In these experiments, we took as few as 100 and as many as 300 stats in this environment, with results at the 0.01 to 0.05 level of error. Because the error in the experimental group is small, i assume it is controlled for variables.


It's no secret that very few of FM's stats have a significant impact on the game, including physicality. 

However, it's not just a matter of how much or how little it affects. Pass-related stats have some very strange effects The official FM website states that passing is affected by technique and vision. Crosses are listed in isolation. Let's talk about this in more detail.

Increasing the passing, technique, vision, and teamwork stats of the deep-lying forward from 14 to 17 (Table 1) actually decreases the scoring of the two inside forwards (Table 2), but increases their assists. 

In the inside forward attacking experiment, a player who is nearly perfect physically, mentally, and technically (Table 3) performs worse than a player with only physical ability and dribbling(Table 4) (Table 5).

(Element position data)
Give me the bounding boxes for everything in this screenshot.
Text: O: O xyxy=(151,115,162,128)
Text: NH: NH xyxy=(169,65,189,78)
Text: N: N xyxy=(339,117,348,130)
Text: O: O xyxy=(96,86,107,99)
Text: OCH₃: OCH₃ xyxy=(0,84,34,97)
--
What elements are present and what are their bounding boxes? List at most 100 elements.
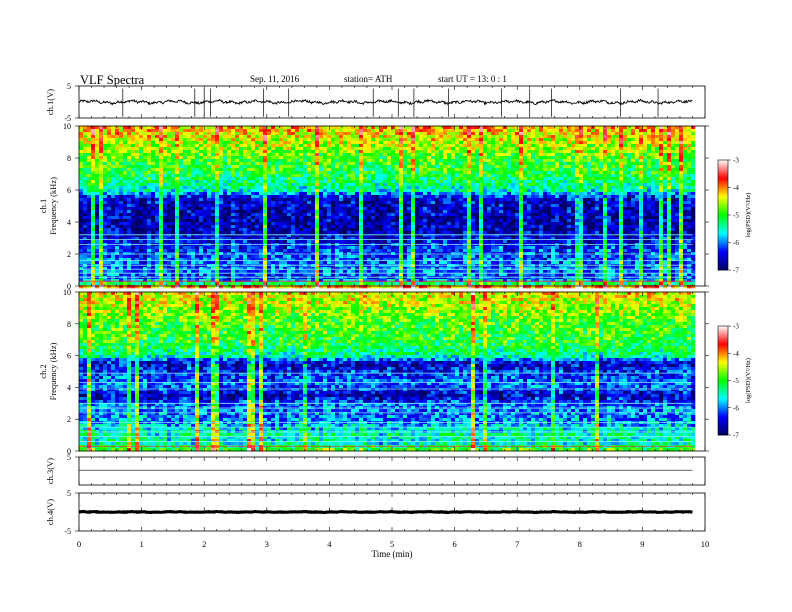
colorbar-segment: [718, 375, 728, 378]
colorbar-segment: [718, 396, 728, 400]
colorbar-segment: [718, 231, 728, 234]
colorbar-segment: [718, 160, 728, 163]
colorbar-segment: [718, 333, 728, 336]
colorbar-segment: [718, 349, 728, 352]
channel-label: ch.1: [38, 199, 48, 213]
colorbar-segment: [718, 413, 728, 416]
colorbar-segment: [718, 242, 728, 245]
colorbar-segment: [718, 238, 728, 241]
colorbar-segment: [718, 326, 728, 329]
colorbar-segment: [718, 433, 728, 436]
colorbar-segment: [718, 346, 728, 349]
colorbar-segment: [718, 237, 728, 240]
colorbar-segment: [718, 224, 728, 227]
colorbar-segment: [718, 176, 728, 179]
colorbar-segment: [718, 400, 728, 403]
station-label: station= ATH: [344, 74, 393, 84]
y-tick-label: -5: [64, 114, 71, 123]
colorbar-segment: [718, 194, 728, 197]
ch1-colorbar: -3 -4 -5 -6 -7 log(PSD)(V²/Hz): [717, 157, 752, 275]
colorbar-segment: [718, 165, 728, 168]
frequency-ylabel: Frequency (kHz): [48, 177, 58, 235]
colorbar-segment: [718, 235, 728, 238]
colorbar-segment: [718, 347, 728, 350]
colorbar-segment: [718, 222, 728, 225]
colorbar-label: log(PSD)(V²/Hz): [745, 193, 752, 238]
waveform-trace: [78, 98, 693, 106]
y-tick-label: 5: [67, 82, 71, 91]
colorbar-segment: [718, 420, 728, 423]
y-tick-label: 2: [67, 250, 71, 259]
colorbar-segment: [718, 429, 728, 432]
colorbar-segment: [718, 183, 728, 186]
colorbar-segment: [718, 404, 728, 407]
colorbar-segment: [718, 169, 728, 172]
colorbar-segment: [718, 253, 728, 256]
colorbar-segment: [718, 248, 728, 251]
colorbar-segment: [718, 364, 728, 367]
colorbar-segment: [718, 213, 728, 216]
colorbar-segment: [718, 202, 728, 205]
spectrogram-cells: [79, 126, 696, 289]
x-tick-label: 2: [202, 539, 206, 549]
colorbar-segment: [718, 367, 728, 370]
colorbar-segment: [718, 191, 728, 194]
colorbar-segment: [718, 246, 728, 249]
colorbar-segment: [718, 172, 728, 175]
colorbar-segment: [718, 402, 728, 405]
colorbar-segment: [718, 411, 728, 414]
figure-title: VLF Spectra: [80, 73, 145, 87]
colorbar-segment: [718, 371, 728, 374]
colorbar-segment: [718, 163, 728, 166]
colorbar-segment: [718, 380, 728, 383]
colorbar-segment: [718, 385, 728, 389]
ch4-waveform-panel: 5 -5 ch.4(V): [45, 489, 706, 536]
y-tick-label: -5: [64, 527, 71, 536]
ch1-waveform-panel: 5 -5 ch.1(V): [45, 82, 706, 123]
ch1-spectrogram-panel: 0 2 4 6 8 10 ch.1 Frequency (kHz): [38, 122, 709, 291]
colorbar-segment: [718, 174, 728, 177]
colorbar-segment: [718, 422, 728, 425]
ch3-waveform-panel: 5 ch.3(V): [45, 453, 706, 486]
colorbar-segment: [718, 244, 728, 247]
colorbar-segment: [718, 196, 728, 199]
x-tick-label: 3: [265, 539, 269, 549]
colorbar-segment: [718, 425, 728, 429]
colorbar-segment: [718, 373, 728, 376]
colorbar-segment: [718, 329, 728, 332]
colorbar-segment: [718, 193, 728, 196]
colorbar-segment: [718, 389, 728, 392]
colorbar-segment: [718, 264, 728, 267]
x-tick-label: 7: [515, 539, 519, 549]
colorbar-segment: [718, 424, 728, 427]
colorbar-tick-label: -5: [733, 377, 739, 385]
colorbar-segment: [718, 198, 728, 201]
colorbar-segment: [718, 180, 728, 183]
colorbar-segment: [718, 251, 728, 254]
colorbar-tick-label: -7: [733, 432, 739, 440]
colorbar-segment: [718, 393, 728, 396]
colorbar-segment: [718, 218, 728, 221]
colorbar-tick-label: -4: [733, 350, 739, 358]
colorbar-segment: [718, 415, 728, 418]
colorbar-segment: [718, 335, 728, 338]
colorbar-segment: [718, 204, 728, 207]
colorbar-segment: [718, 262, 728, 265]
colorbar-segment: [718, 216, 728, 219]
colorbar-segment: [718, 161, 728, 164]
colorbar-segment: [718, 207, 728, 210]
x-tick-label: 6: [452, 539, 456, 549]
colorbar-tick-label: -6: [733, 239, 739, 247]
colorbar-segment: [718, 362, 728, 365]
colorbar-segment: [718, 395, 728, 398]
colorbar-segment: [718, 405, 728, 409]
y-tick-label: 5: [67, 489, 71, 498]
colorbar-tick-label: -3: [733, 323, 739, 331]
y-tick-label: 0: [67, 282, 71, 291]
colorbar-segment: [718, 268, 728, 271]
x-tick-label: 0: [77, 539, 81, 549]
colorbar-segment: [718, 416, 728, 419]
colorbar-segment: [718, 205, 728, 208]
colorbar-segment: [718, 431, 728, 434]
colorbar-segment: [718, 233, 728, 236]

### The exercise
In the passage on FM stats, which two attributes does the official FM website say affect passing?

### The answer
Technique and vision.